:: STATED EXERCISE ::
Within the records below, find each line that holds the string "this", then copy it.

:: SUPPLIED MATERIAL ::
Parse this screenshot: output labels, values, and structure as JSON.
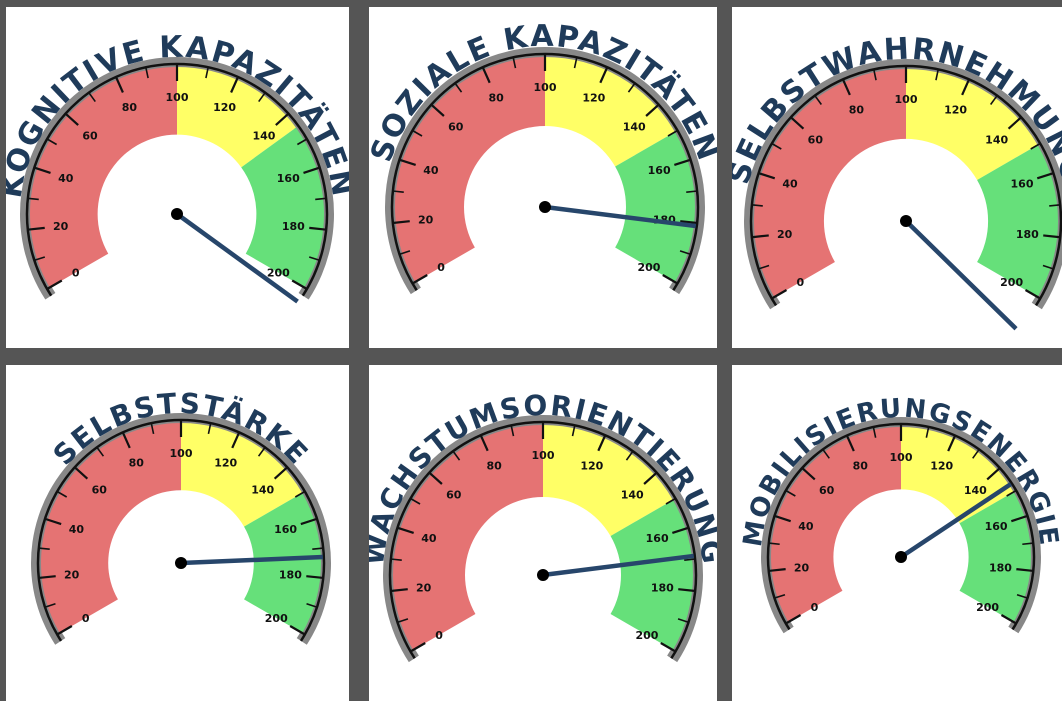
{
  "chart_data": [
    {
      "type": "gauge",
      "title": "KOGNITIVE KAPAZITÄTEN",
      "range": [
        0,
        200
      ],
      "value": 205,
      "ticks": [
        "0",
        "20",
        "40",
        "60",
        "80",
        "100",
        "120",
        "140",
        "160",
        "180",
        "200"
      ],
      "zones": [
        {
          "from": 0,
          "to": 100,
          "color": "#e57373"
        },
        {
          "from": 100,
          "to": 145,
          "color": "#ffff66"
        },
        {
          "from": 145,
          "to": 200,
          "color": "#66e07a"
        }
      ]
    },
    {
      "type": "gauge",
      "title": "SOZIALE KAPAZITÄTEN",
      "range": [
        0,
        200
      ],
      "value": 181,
      "ticks": [
        "0",
        "20",
        "40",
        "60",
        "80",
        "100",
        "120",
        "140",
        "160",
        "180",
        "200"
      ],
      "zones": [
        {
          "from": 0,
          "to": 100,
          "color": "#e57373"
        },
        {
          "from": 100,
          "to": 150,
          "color": "#ffff66"
        },
        {
          "from": 150,
          "to": 200,
          "color": "#66e07a"
        }
      ]
    },
    {
      "type": "gauge",
      "title": "SELBSTWAHRNEHMUNG",
      "range": [
        0,
        200
      ],
      "value": 212,
      "ticks": [
        "0",
        "20",
        "40",
        "60",
        "80",
        "100",
        "120",
        "140",
        "160",
        "180",
        "200"
      ],
      "zones": [
        {
          "from": 0,
          "to": 100,
          "color": "#e57373"
        },
        {
          "from": 100,
          "to": 150,
          "color": "#ffff66"
        },
        {
          "from": 150,
          "to": 200,
          "color": "#66e07a"
        }
      ]
    },
    {
      "type": "gauge",
      "title": "SELBSTSTÄRKE",
      "range": [
        0,
        200
      ],
      "value": 173,
      "ticks": [
        "0",
        "20",
        "40",
        "60",
        "80",
        "100",
        "120",
        "140",
        "160",
        "180",
        "200"
      ],
      "zones": [
        {
          "from": 0,
          "to": 100,
          "color": "#e57373"
        },
        {
          "from": 100,
          "to": 150,
          "color": "#ffff66"
        },
        {
          "from": 150,
          "to": 200,
          "color": "#66e07a"
        }
      ]
    },
    {
      "type": "gauge",
      "title": "WACHSTUMSORIENTIERUNG",
      "range": [
        0,
        200
      ],
      "value": 169,
      "ticks": [
        "0",
        "20",
        "40",
        "60",
        "80",
        "100",
        "120",
        "140",
        "160",
        "180",
        "200"
      ],
      "zones": [
        {
          "from": 0,
          "to": 100,
          "color": "#e57373"
        },
        {
          "from": 100,
          "to": 150,
          "color": "#ffff66"
        },
        {
          "from": 150,
          "to": 200,
          "color": "#66e07a"
        }
      ]
    },
    {
      "type": "gauge",
      "title": "MOBILISIERUNGSENERGIE",
      "range": [
        0,
        200
      ],
      "value": 147,
      "ticks": [
        "0",
        "20",
        "40",
        "60",
        "80",
        "100",
        "120",
        "140",
        "160",
        "180",
        "200"
      ],
      "zones": [
        {
          "from": 0,
          "to": 100,
          "color": "#e57373"
        },
        {
          "from": 100,
          "to": 150,
          "color": "#ffff66"
        },
        {
          "from": 150,
          "to": 200,
          "color": "#66e07a"
        }
      ]
    }
  ],
  "colors": {
    "needle": "#27466b",
    "title": "#1f3b5a",
    "rim_outer": "#888888",
    "rim_line": "#111111",
    "background": "#555555",
    "panel": "#ffffff"
  }
}
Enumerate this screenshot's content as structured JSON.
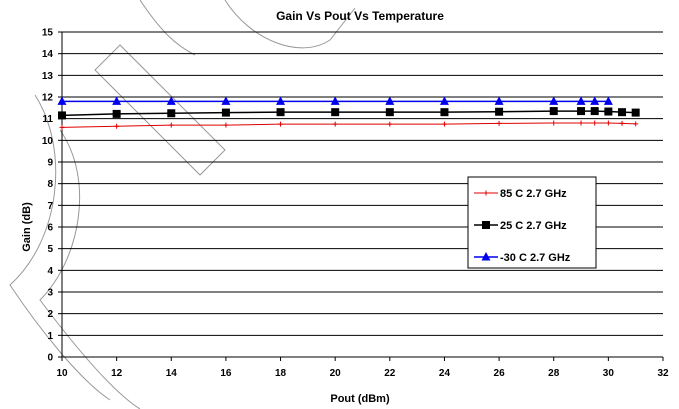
{
  "chart_data": {
    "type": "line",
    "title": "Gain Vs Pout Vs Temperature",
    "xlabel": "Pout (dBm)",
    "ylabel": "Gain (dB)",
    "xlim": [
      10,
      32
    ],
    "ylim": [
      0,
      15
    ],
    "xticks": [
      10,
      12,
      14,
      16,
      18,
      20,
      22,
      24,
      26,
      28,
      30,
      32
    ],
    "yticks": [
      0,
      1,
      2,
      3,
      4,
      5,
      6,
      7,
      8,
      9,
      10,
      11,
      12,
      13,
      14,
      15
    ],
    "grid": "horizontal",
    "legend_position": "right",
    "series": [
      {
        "name": "85 C 2.7 GHz",
        "color": "#e00000",
        "marker": "plus",
        "x": [
          10,
          12,
          14,
          16,
          18,
          20,
          22,
          24,
          26,
          28,
          29,
          29.5,
          30,
          30.5,
          31
        ],
        "y": [
          10.6,
          10.65,
          10.7,
          10.7,
          10.75,
          10.75,
          10.75,
          10.75,
          10.78,
          10.8,
          10.8,
          10.8,
          10.8,
          10.78,
          10.76
        ]
      },
      {
        "name": "25 C 2.7 GHz",
        "color": "#000000",
        "marker": "square",
        "x": [
          10,
          12,
          14,
          16,
          18,
          20,
          22,
          24,
          26,
          28,
          29,
          29.5,
          30,
          30.5,
          31
        ],
        "y": [
          11.15,
          11.22,
          11.25,
          11.28,
          11.3,
          11.3,
          11.3,
          11.3,
          11.32,
          11.35,
          11.35,
          11.35,
          11.33,
          11.3,
          11.28
        ]
      },
      {
        "name": "-30 C 2.7 GHz",
        "color": "#0000ee",
        "marker": "triangle",
        "x": [
          10,
          12,
          14,
          16,
          18,
          20,
          22,
          24,
          26,
          28,
          29,
          29.5,
          30
        ],
        "y": [
          11.8,
          11.8,
          11.8,
          11.8,
          11.8,
          11.8,
          11.8,
          11.8,
          11.8,
          11.8,
          11.8,
          11.8,
          11.8
        ]
      }
    ]
  }
}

:: THE OUTPUT ::
Parse this screenshot: output labels, values, and structure as JSON.
Enumerate this screenshot's content as structured JSON.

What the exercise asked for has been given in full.